◆ Work to do ◆
Leave out the pictures and repeat exactly the lines from the one containing "Read all visible content and emit it as JSON." through the end of the records.

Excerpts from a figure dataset
+++

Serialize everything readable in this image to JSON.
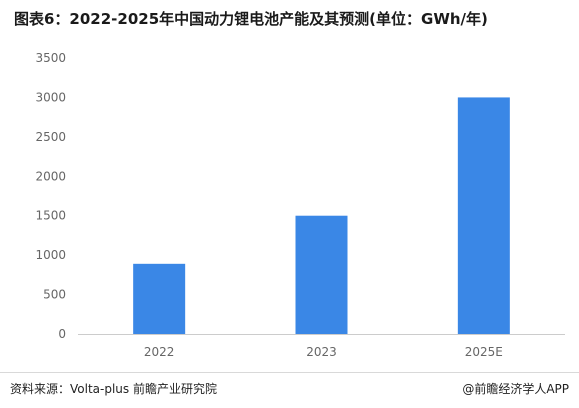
{
  "title": "图表6：2022-2025年中国动力锂电池产能及其预测(单位：GWh/年)",
  "footer": {
    "source": "资料来源：Volta-plus 前瞻产业研究院",
    "credit": "@前瞻经济学人APP"
  },
  "colors": {
    "bar": "#3a87e6",
    "axis_text": "#666666",
    "baseline": "#cccccc"
  },
  "chart_data": {
    "type": "bar",
    "categories": [
      "2022",
      "2023",
      "2025E"
    ],
    "values": [
      890,
      1500,
      3000
    ],
    "ylim": [
      0,
      3500
    ],
    "yticks": [
      "0",
      "500",
      "1000",
      "1500",
      "2000",
      "2500",
      "3000",
      "3500"
    ],
    "grid": false,
    "legend": "none"
  }
}
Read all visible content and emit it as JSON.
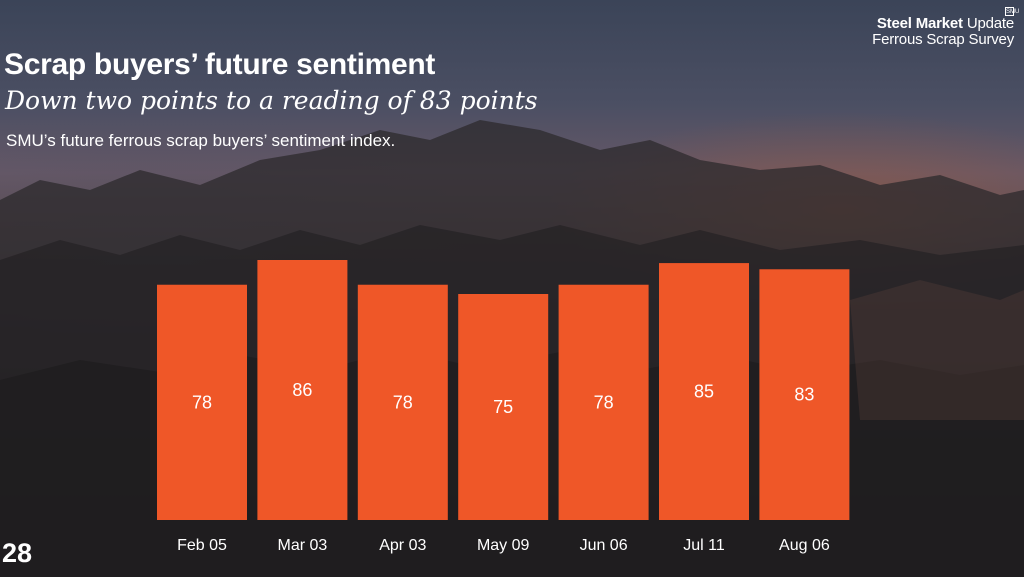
{
  "brand": {
    "name_bold": "Steel Market",
    "name_light": "Update",
    "survey": "Ferrous Scrap Survey",
    "mark": "SMU"
  },
  "slide": {
    "title": "Scrap buyers’ future sentiment",
    "subtitle": "Down two points to a reading of 83 points",
    "description": "SMU’s future ferrous scrap buyers’ sentiment index.",
    "page_number": "28"
  },
  "colors": {
    "bar": "#ef5728",
    "text": "#ffffff"
  },
  "chart_data": {
    "type": "bar",
    "title": "SMU’s future ferrous scrap buyers’ sentiment index.",
    "categories": [
      "Feb 05",
      "Mar 03",
      "Apr 03",
      "May 09",
      "Jun 06",
      "Jul 11",
      "Aug 06"
    ],
    "values": [
      78,
      86,
      78,
      75,
      78,
      85,
      83
    ],
    "xlabel": "",
    "ylabel": "",
    "ylim": [
      0,
      100
    ],
    "grid": false,
    "legend": "none",
    "data_labels": true
  }
}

+++

◆ Full output ◆
Read all visible content and emit it as JSON.
{
  "brand": {
    "name_bold": "Steel Market",
    "name_light": "Update",
    "survey": "Ferrous Scrap Survey",
    "mark": "SMU"
  },
  "slide": {
    "title": "Scrap buyers’ future sentiment",
    "subtitle": "Down two points to a reading of 83 points",
    "description": "SMU’s future ferrous scrap buyers’ sentiment index.",
    "page_number": "28"
  },
  "colors": {
    "bar": "#ef5728",
    "text": "#ffffff"
  },
  "chart_data": {
    "type": "bar",
    "title": "SMU’s future ferrous scrap buyers’ sentiment index.",
    "categories": [
      "Feb 05",
      "Mar 03",
      "Apr 03",
      "May 09",
      "Jun 06",
      "Jul 11",
      "Aug 06"
    ],
    "values": [
      78,
      86,
      78,
      75,
      78,
      85,
      83
    ],
    "xlabel": "",
    "ylabel": "",
    "ylim": [
      0,
      100
    ],
    "grid": false,
    "legend": "none",
    "data_labels": true
  }
}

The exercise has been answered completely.